> **Stated goal**:
Identify all lines in the listing that include the word "Year", and copy them out.

> **Data for this task**:
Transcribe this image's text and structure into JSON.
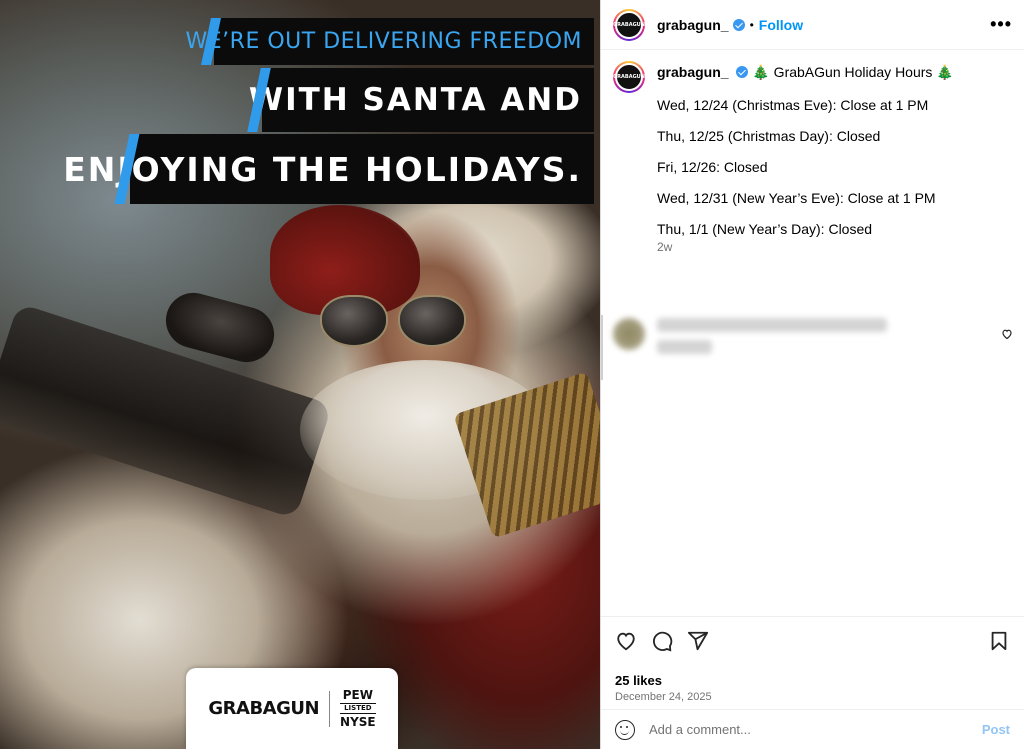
{
  "post_image": {
    "banner_line_1": "WE’RE OUT DELIVERING FREEDOM",
    "banner_line_2": "WITH SANTA AND",
    "banner_line_3": "ENJOYING THE HOLIDAYS.",
    "logo_text": "GRABAGUN",
    "badge_top": "PEW",
    "badge_mid": "LISTED",
    "badge_bottom": "NYSE",
    "accent_color": "#2f9bea"
  },
  "header": {
    "username": "grabagun_",
    "dot": "•",
    "follow_label": "Follow",
    "more_label": "•••",
    "avatar_text": "GRABAGUN"
  },
  "caption": {
    "username": "grabagun_",
    "title": "🎄 GrabAGun Holiday Hours 🎄",
    "lines": [
      "Wed, 12/24 (Christmas Eve): Close at 1 PM",
      "Thu, 12/25 (Christmas Day): Closed",
      "Fri, 12/26: Closed",
      "Wed, 12/31 (New Year’s Eve): Close at 1 PM",
      "Thu, 1/1 (New Year’s Day): Closed"
    ],
    "time": "2w"
  },
  "actions": {
    "likes": "25 likes",
    "date": "December 24, 2025"
  },
  "add_comment": {
    "placeholder": "Add a comment...",
    "post_label": "Post"
  },
  "icons": [
    "heart-icon",
    "comment-icon",
    "share-icon",
    "bookmark-icon",
    "emoji-icon",
    "verified-icon",
    "more-icon"
  ],
  "colors": {
    "link_blue": "#0095f6",
    "verified_blue": "#3897f0",
    "post_disabled": "#93c5f5"
  }
}
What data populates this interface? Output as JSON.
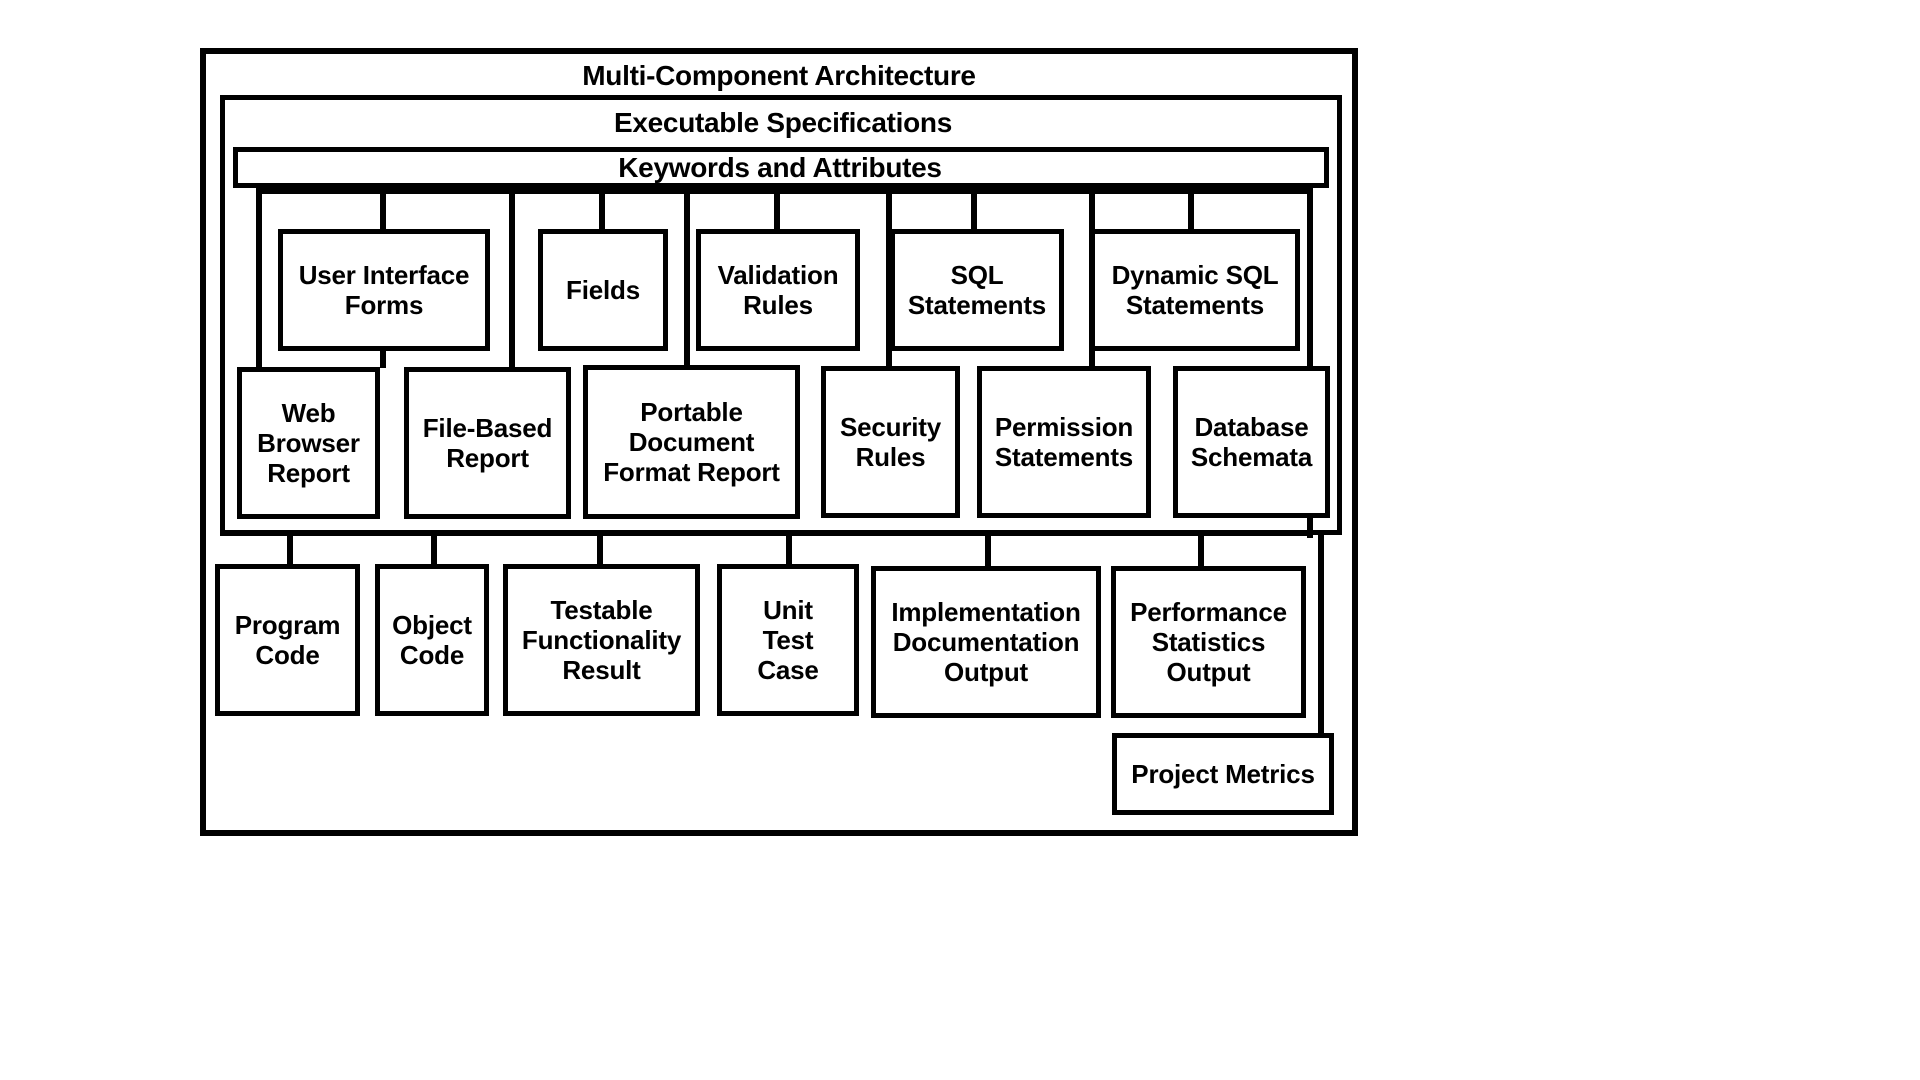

> **Expected answer**:
      "Wed, 12/31 (New Year’s Eve): Close at 1 PM",
      "Thu, 1/1 (New Year’s Day): Closed"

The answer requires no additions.